Write every line of the material out exactly as shown.

### Extracted entries ###

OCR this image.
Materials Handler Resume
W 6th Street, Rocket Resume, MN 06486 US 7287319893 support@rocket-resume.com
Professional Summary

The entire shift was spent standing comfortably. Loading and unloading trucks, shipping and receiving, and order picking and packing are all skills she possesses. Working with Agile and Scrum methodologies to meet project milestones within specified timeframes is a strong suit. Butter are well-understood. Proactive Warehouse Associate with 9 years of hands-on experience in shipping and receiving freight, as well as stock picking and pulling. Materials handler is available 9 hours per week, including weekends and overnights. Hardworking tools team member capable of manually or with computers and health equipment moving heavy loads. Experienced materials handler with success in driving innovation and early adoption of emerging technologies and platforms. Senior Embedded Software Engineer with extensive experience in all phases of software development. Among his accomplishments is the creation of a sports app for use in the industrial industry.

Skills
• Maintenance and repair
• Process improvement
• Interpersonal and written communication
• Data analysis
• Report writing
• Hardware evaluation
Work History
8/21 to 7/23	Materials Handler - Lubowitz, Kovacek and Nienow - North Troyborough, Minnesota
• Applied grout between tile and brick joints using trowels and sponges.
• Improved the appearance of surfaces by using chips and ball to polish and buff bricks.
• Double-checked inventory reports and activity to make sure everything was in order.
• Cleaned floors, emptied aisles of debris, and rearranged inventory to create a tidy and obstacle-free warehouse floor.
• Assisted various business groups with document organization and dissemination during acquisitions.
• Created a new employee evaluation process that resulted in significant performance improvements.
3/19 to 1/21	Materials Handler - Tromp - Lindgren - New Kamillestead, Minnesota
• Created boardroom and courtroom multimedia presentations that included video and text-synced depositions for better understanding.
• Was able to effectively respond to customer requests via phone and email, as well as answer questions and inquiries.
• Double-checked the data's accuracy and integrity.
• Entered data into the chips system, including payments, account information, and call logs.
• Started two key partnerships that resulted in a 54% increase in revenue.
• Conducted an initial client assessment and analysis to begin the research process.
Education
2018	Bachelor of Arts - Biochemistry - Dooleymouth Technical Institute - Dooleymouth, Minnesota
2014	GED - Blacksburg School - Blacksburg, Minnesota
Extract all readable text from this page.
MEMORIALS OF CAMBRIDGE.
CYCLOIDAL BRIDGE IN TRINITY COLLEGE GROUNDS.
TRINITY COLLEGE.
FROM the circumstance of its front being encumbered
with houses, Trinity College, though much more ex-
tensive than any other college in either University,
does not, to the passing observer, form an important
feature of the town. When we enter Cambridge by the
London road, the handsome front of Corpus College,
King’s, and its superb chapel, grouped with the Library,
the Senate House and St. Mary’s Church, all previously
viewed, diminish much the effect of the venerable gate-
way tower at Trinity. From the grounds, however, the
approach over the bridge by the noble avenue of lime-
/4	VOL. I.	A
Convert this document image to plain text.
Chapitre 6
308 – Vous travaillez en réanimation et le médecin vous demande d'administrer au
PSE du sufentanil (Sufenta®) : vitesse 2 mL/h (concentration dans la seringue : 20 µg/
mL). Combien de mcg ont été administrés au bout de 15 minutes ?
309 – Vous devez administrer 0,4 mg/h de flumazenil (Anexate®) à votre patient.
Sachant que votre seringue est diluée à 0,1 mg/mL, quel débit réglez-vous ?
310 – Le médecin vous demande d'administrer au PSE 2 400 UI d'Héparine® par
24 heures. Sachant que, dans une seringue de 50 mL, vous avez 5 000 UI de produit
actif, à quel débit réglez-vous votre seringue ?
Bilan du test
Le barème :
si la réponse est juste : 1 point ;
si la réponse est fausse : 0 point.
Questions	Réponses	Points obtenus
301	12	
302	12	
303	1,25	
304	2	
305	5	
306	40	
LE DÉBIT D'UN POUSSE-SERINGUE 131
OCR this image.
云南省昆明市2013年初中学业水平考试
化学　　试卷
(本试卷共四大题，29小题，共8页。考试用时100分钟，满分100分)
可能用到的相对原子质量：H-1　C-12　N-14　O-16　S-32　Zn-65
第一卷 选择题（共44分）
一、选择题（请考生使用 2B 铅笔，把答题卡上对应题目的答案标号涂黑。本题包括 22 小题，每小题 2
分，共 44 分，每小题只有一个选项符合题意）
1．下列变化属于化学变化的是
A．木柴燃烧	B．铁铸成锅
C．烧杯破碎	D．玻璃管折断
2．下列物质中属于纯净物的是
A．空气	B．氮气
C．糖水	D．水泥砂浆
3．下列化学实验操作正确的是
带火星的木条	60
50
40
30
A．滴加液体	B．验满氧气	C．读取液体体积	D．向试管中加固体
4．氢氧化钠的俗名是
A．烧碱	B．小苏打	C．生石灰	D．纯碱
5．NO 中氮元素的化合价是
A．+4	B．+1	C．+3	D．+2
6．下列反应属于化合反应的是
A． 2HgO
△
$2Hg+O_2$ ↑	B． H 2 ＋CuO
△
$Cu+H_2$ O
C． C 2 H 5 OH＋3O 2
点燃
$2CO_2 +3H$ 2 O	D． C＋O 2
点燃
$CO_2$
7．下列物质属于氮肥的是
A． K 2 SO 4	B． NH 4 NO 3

###

Task response ->
OCR this image.
Materials Handler Resume
W 6th Street, Rocket Resume, MN 06486 US 7287319893 support@rocket-resume.com
Professional Summary

The entire shift was spent standing comfortably. Loading and unloading trucks, shipping and receiving, and order picking and packing are all skills she possesses. Working with Agile and Scrum methodologies to meet project milestones within specified timeframes is a strong suit. Butter are well-understood. Proactive Warehouse Associate with 9 years of hands-on experience in shipping and receiving freight, as well as stock picking and pulling. Materials handler is available 9 hours per week, including weekends and overnights. Hardworking tools team member capable of manually or with computers and health equipment moving heavy loads. Experienced materials handler with success in driving innovation and early adoption of emerging technologies and platforms. Senior Embedded Software Engineer with extensive experience in all phases of software development. Among his accomplishments is the creation of a sports app for use in the industrial industry.

Skills
• Maintenance and repair
• Process improvement
• Interpersonal and written communication
• Data analysis
• Report writing
• Hardware evaluation
Work History
8/21 to 7/23	Materials Handler - Lubowitz, Kovacek and Nienow - North Troyborough, Minnesota
• Applied grout between tile and brick joints using trowels and sponges.
• Improved the appearance of surfaces by using chips and ball to polish and buff bricks.
• Double-checked inventory reports and activity to make sure everything was in order.
• Cleaned floors, emptied aisles of debris, and rearranged inventory to create a tidy and obstacle-free warehouse floor.
• Assisted various business groups with document organization and dissemination during acquisitions.
• Created a new employee evaluation process that resulted in significant performance improvements.
3/19 to 1/21	Materials Handler - Tromp - Lindgren - New Kamillestead, Minnesota
• Created boardroom and courtroom multimedia presentations that included video and text-synced depositions for better understanding.
• Was able to effectively respond to customer requests via phone and email, as well as answer questions and inquiries.
• Double-checked the data's accuracy and integrity.
• Entered data into the chips system, including payments, account information, and call logs.
• Started two key partnerships that resulted in a 54% increase in revenue.
• Conducted an initial client assessment and analysis to begin the research process.
Education
2018	Bachelor of Arts - Biochemistry - Dooleymouth Technical Institute - Dooleymouth, Minnesota
2014	GED - Blacksburg School - Blacksburg, Minnesota
Extract all readable text from this page.
MEMORIALS OF CAMBRIDGE.
CYCLOIDAL BRIDGE IN TRINITY COLLEGE GROUNDS.
TRINITY COLLEGE.
FROM the circumstance of its front being encumbered
with houses, Trinity College, though much more ex-
tensive than any other college in either University,
does not, to the passing observer, form an important
feature of the town. When we enter Cambridge by the
London road, the handsome front of Corpus College,
King’s, and its superb chapel, grouped with the Library,
the Senate House and St. Mary’s Church, all previously
viewed, diminish much the effect of the venerable gate-
way tower at Trinity. From the grounds, however, the
approach over the bridge by the noble avenue of lime-
/4	VOL. I.	A
Convert this document image to plain text.
Chapitre 6
308 – Vous travaillez en réanimation et le médecin vous demande d'administrer au
PSE du sufentanil (Sufenta®) : vitesse 2 mL/h (concentration dans la seringue : 20 µg/
mL). Combien de mcg ont été administrés au bout de 15 minutes ?
309 – Vous devez administrer 0,4 mg/h de flumazenil (Anexate®) à votre patient.
Sachant que votre seringue est diluée à 0,1 mg/mL, quel débit réglez-vous ?
310 – Le médecin vous demande d'administrer au PSE 2 400 UI d'Héparine® par
24 heures. Sachant que, dans une seringue de 50 mL, vous avez 5 000 UI de produit
actif, à quel débit réglez-vous votre seringue ?
Bilan du test
Le barème :
si la réponse est juste : 1 point ;
si la réponse est fausse : 0 point.
Questions	Réponses	Points obtenus
301	12	
302	12	
303	1,25	
304	2	
305	5	
306	40	
LE DÉBIT D'UN POUSSE-SERINGUE 131
OCR this image.
云南省昆明市2013年初中学业水平考试
化学　　试卷
(本试卷共四大题，29小题，共8页。考试用时100分钟，满分100分)
可能用到的相对原子质量：H-1　C-12　N-14　O-16　S-32　Zn-65
第一卷 选择题（共44分）
一、选择题（请考生使用 2B 铅笔，把答题卡上对应题目的答案标号涂黑。本题包括 22 小题，每小题 2
分，共 44 分，每小题只有一个选项符合题意）
1．下列变化属于化学变化的是
A．木柴燃烧	B．铁铸成锅
C．烧杯破碎	D．玻璃管折断
2．下列物质中属于纯净物的是
A．空气	B．氮气
C．糖水	D．水泥砂浆
3．下列化学实验操作正确的是
带火星的木条	60
50
40
30
A．滴加液体	B．验满氧气	C．读取液体体积	D．向试管中加固体
4．氢氧化钠的俗名是
A．烧碱	B．小苏打	C．生石灰	D．纯碱
5．NO 中氮元素的化合价是
A．+4	B．+1	C．+3	D．+2
6．下列反应属于化合反应的是
A． 2HgO
△
$2Hg+O_2$ ↑	B． H 2 ＋CuO
△
$Cu+H_2$ O
C． C 2 H 5 OH＋3O 2
点燃
$2CO_2 +3H$ 2 O	D． C＋O 2
点燃
$CO_2$
7．下列物质属于氮肥的是
A． K 2 SO 4	B． NH 4 NO 3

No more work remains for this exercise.